→ Exercise: Copy out all lines carrying the word "Opalescence".

→ Items:
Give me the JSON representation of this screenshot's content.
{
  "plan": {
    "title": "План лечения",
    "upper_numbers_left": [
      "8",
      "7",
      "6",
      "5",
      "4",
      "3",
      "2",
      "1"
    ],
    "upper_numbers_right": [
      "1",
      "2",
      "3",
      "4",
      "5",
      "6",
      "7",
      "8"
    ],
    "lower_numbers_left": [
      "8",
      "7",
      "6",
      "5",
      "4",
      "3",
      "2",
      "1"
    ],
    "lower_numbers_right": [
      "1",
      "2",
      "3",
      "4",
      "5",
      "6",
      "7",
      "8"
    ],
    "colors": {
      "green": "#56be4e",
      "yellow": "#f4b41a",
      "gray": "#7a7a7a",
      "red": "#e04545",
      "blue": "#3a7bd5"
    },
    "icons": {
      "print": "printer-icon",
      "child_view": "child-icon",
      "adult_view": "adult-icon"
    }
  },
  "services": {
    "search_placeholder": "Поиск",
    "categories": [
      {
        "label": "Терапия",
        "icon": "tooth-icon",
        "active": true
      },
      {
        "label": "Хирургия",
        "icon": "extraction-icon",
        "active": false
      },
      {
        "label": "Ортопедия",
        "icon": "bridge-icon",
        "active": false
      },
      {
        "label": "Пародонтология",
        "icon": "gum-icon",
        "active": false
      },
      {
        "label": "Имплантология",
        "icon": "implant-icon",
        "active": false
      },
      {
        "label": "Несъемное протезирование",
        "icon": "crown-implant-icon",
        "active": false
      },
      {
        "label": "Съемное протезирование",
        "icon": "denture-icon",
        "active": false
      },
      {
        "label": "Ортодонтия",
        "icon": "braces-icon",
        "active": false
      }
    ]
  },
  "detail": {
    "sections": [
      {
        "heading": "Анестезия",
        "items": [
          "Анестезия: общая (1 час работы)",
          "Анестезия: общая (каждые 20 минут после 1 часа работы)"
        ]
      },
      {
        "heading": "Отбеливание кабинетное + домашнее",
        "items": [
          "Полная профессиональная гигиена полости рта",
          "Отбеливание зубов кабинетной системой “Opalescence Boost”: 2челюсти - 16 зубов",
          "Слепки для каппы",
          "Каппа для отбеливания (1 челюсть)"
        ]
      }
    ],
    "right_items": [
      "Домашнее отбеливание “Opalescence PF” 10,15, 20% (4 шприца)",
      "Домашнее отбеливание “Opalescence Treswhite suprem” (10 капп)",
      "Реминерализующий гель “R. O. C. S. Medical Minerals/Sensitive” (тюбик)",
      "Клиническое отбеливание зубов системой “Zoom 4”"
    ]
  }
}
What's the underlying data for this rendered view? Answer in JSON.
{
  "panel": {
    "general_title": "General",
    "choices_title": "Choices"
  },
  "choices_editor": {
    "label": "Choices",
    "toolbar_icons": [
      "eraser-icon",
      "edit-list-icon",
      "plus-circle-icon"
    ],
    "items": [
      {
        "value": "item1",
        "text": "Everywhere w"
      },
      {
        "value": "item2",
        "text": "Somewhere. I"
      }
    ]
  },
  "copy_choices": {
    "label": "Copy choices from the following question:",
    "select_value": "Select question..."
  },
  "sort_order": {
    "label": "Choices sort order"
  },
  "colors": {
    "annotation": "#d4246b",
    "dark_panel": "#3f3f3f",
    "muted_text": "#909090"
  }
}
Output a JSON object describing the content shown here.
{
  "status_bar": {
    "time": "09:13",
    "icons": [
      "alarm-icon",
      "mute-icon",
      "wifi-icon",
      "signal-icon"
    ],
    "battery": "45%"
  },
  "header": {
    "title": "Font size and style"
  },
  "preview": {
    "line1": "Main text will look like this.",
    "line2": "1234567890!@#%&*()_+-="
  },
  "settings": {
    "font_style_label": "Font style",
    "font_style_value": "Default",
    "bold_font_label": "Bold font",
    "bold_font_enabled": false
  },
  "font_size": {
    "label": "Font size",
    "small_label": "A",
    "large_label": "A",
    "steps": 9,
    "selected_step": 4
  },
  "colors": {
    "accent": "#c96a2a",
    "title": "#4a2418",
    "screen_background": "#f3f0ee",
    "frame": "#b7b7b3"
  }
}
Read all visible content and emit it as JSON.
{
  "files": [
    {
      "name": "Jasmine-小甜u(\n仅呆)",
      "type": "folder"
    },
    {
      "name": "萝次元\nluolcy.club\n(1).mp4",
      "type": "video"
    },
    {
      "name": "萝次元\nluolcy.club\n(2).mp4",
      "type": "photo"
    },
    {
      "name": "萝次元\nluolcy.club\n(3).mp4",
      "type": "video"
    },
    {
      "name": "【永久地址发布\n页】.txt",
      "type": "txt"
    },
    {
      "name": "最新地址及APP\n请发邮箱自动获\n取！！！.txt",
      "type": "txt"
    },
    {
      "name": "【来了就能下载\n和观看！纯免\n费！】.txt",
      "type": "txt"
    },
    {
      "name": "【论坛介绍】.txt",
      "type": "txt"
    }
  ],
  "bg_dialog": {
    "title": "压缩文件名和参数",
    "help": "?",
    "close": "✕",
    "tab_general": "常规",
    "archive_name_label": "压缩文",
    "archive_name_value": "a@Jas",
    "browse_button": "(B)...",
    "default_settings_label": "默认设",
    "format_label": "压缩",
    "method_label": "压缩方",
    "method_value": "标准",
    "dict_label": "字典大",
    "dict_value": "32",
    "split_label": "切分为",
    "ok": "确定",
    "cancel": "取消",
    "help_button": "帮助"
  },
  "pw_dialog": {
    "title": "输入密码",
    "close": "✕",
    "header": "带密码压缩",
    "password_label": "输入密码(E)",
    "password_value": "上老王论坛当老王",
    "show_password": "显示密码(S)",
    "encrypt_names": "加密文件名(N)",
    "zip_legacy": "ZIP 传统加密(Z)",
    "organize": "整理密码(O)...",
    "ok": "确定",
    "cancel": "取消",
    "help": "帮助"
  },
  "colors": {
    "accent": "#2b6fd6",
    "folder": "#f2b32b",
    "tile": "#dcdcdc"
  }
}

→ Expected output:
          "Отбеливание зубов кабинетной системой “Opalescence Boost”: 2челюсти - 16 зубов",
      "Домашнее отбеливание “Opalescence PF” 10,15, 20% (4 шприца)",
      "Домашнее отбеливание “Opalescence Treswhite suprem” (10 капп)",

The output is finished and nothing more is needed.